Source data:

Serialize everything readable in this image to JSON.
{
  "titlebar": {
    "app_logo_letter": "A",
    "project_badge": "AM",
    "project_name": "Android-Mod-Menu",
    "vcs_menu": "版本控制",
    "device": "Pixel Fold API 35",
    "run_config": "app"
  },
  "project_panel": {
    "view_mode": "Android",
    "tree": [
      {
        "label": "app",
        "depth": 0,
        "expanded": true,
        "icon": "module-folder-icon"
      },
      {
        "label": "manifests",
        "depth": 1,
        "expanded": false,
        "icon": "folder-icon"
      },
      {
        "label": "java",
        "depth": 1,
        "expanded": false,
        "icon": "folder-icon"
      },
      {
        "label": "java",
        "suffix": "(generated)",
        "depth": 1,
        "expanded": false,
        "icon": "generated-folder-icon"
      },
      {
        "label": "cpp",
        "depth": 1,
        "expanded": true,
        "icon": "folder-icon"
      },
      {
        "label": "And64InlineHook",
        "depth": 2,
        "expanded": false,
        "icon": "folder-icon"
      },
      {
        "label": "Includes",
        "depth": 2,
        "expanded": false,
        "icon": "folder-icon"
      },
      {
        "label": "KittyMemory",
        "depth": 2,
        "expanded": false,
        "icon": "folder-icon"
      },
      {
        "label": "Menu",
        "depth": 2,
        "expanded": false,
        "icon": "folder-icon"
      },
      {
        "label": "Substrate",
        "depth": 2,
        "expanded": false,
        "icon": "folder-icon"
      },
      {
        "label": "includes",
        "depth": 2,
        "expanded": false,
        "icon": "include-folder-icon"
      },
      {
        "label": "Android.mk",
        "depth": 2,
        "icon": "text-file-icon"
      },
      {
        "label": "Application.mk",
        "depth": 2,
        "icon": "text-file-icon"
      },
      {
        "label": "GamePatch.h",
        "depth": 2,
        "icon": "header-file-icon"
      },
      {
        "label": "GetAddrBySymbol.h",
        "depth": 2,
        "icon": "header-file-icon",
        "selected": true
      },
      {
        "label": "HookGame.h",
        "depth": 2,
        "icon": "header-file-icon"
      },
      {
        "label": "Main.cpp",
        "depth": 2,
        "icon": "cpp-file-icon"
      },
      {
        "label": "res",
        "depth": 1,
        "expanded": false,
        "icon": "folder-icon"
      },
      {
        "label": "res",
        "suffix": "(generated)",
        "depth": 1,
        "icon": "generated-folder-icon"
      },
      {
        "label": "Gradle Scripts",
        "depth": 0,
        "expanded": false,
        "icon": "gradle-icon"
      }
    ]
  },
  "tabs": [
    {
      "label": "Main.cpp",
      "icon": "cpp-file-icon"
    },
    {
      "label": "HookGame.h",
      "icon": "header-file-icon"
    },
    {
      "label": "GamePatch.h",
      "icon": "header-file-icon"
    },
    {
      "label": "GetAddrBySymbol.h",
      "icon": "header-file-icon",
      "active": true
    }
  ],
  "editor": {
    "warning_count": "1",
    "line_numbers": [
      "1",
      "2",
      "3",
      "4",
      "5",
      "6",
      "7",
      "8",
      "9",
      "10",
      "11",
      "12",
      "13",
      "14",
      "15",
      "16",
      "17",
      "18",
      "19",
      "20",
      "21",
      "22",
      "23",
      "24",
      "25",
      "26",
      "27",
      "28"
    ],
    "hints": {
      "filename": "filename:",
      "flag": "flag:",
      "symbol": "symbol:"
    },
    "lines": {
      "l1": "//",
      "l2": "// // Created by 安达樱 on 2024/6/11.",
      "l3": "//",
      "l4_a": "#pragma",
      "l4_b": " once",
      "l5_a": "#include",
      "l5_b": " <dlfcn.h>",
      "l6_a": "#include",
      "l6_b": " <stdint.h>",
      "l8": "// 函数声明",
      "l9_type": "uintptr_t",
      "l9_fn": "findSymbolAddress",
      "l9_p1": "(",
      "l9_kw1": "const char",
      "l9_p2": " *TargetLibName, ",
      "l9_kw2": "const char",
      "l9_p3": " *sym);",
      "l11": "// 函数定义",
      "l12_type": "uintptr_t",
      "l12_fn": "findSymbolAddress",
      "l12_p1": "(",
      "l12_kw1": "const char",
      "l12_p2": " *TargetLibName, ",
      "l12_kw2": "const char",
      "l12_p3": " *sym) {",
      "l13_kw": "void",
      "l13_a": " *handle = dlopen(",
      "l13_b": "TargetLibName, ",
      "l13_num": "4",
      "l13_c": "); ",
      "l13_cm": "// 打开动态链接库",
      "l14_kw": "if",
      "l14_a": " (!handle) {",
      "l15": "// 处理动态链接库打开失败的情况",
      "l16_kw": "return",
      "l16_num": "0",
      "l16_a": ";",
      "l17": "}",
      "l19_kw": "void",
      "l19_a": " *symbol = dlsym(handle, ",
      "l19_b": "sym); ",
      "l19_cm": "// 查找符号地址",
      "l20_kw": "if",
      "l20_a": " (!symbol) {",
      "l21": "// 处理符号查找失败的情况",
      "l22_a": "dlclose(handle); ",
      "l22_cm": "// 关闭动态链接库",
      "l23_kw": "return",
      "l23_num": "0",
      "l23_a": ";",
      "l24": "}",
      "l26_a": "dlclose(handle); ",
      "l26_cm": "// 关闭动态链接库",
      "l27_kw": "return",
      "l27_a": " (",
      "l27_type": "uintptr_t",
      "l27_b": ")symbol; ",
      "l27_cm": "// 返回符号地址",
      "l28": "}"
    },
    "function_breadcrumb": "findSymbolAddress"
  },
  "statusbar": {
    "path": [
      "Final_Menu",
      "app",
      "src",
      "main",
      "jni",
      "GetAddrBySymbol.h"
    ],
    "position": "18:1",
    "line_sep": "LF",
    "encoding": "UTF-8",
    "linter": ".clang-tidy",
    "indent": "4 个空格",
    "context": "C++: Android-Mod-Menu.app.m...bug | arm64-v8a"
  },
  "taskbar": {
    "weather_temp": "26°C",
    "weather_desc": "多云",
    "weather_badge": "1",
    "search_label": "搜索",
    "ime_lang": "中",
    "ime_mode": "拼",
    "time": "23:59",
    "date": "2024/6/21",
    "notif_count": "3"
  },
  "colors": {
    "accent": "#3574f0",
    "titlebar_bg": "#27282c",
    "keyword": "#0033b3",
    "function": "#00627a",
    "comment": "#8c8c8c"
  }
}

• OBJECTIVE: Repeat the material above in full, quoting it exactly.

• EXERCISE RESULT:
Serialize everything readable in this image to JSON.
{
  "titlebar": {
    "app_logo_letter": "A",
    "project_badge": "AM",
    "project_name": "Android-Mod-Menu",
    "vcs_menu": "版本控制",
    "device": "Pixel Fold API 35",
    "run_config": "app"
  },
  "project_panel": {
    "view_mode": "Android",
    "tree": [
      {
        "label": "app",
        "depth": 0,
        "expanded": true,
        "icon": "module-folder-icon"
      },
      {
        "label": "manifests",
        "depth": 1,
        "expanded": false,
        "icon": "folder-icon"
      },
      {
        "label": "java",
        "depth": 1,
        "expanded": false,
        "icon": "folder-icon"
      },
      {
        "label": "java",
        "suffix": "(generated)",
        "depth": 1,
        "expanded": false,
        "icon": "generated-folder-icon"
      },
      {
        "label": "cpp",
        "depth": 1,
        "expanded": true,
        "icon": "folder-icon"
      },
      {
        "label": "And64InlineHook",
        "depth": 2,
        "expanded": false,
        "icon": "folder-icon"
      },
      {
        "label": "Includes",
        "depth": 2,
        "expanded": false,
        "icon": "folder-icon"
      },
      {
        "label": "KittyMemory",
        "depth": 2,
        "expanded": false,
        "icon": "folder-icon"
      },
      {
        "label": "Menu",
        "depth": 2,
        "expanded": false,
        "icon": "folder-icon"
      },
      {
        "label": "Substrate",
        "depth": 2,
        "expanded": false,
        "icon": "folder-icon"
      },
      {
        "label": "includes",
        "depth": 2,
        "expanded": false,
        "icon": "include-folder-icon"
      },
      {
        "label": "Android.mk",
        "depth": 2,
        "icon": "text-file-icon"
      },
      {
        "label": "Application.mk",
        "depth": 2,
        "icon": "text-file-icon"
      },
      {
        "label": "GamePatch.h",
        "depth": 2,
        "icon": "header-file-icon"
      },
      {
        "label": "GetAddrBySymbol.h",
        "depth": 2,
        "icon": "header-file-icon",
        "selected": true
      },
      {
        "label": "HookGame.h",
        "depth": 2,
        "icon": "header-file-icon"
      },
      {
        "label": "Main.cpp",
        "depth": 2,
        "icon": "cpp-file-icon"
      },
      {
        "label": "res",
        "depth": 1,
        "expanded": false,
        "icon": "folder-icon"
      },
      {
        "label": "res",
        "suffix": "(generated)",
        "depth": 1,
        "icon": "generated-folder-icon"
      },
      {
        "label": "Gradle Scripts",
        "depth": 0,
        "expanded": false,
        "icon": "gradle-icon"
      }
    ]
  },
  "tabs": [
    {
      "label": "Main.cpp",
      "icon": "cpp-file-icon"
    },
    {
      "label": "HookGame.h",
      "icon": "header-file-icon"
    },
    {
      "label": "GamePatch.h",
      "icon": "header-file-icon"
    },
    {
      "label": "GetAddrBySymbol.h",
      "icon": "header-file-icon",
      "active": true
    }
  ],
  "editor": {
    "warning_count": "1",
    "line_numbers": [
      "1",
      "2",
      "3",
      "4",
      "5",
      "6",
      "7",
      "8",
      "9",
      "10",
      "11",
      "12",
      "13",
      "14",
      "15",
      "16",
      "17",
      "18",
      "19",
      "20",
      "21",
      "22",
      "23",
      "24",
      "25",
      "26",
      "27",
      "28"
    ],
    "hints": {
      "filename": "filename:",
      "flag": "flag:",
      "symbol": "symbol:"
    },
    "lines": {
      "l1": "//",
      "l2": "// // Created by 安达樱 on 2024/6/11.",
      "l3": "//",
      "l4_a": "#pragma",
      "l4_b": " once",
      "l5_a": "#include",
      "l5_b": " <dlfcn.h>",
      "l6_a": "#include",
      "l6_b": " <stdint.h>",
      "l8": "// 函数声明",
      "l9_type": "uintptr_t",
      "l9_fn": "findSymbolAddress",
      "l9_p1": "(",
      "l9_kw1": "const char",
      "l9_p2": " *TargetLibName, ",
      "l9_kw2": "const char",
      "l9_p3": " *sym);",
      "l11": "// 函数定义",
      "l12_type": "uintptr_t",
      "l12_fn": "findSymbolAddress",
      "l12_p1": "(",
      "l12_kw1": "const char",
      "l12_p2": " *TargetLibName, ",
      "l12_kw2": "const char",
      "l12_p3": " *sym) {",
      "l13_kw": "void",
      "l13_a": " *handle = dlopen(",
      "l13_b": "TargetLibName, ",
      "l13_num": "4",
      "l13_c": "); ",
      "l13_cm": "// 打开动态链接库",
      "l14_kw": "if",
      "l14_a": " (!handle) {",
      "l15": "// 处理动态链接库打开失败的情况",
      "l16_kw": "return",
      "l16_num": "0",
      "l16_a": ";",
      "l17": "}",
      "l19_kw": "void",
      "l19_a": " *symbol = dlsym(handle, ",
      "l19_b": "sym); ",
      "l19_cm": "// 查找符号地址",
      "l20_kw": "if",
      "l20_a": " (!symbol) {",
      "l21": "// 处理符号查找失败的情况",
      "l22_a": "dlclose(handle); ",
      "l22_cm": "// 关闭动态链接库",
      "l23_kw": "return",
      "l23_num": "0",
      "l23_a": ";",
      "l24": "}",
      "l26_a": "dlclose(handle); ",
      "l26_cm": "// 关闭动态链接库",
      "l27_kw": "return",
      "l27_a": " (",
      "l27_type": "uintptr_t",
      "l27_b": ")symbol; ",
      "l27_cm": "// 返回符号地址",
      "l28": "}"
    },
    "function_breadcrumb": "findSymbolAddress"
  },
  "statusbar": {
    "path": [
      "Final_Menu",
      "app",
      "src",
      "main",
      "jni",
      "GetAddrBySymbol.h"
    ],
    "position": "18:1",
    "line_sep": "LF",
    "encoding": "UTF-8",
    "linter": ".clang-tidy",
    "indent": "4 个空格",
    "context": "C++: Android-Mod-Menu.app.m...bug | arm64-v8a"
  },
  "taskbar": {
    "weather_temp": "26°C",
    "weather_desc": "多云",
    "weather_badge": "1",
    "search_label": "搜索",
    "ime_lang": "中",
    "ime_mode": "拼",
    "time": "23:59",
    "date": "2024/6/21",
    "notif_count": "3"
  },
  "colors": {
    "accent": "#3574f0",
    "titlebar_bg": "#27282c",
    "keyword": "#0033b3",
    "function": "#00627a",
    "comment": "#8c8c8c"
  }
}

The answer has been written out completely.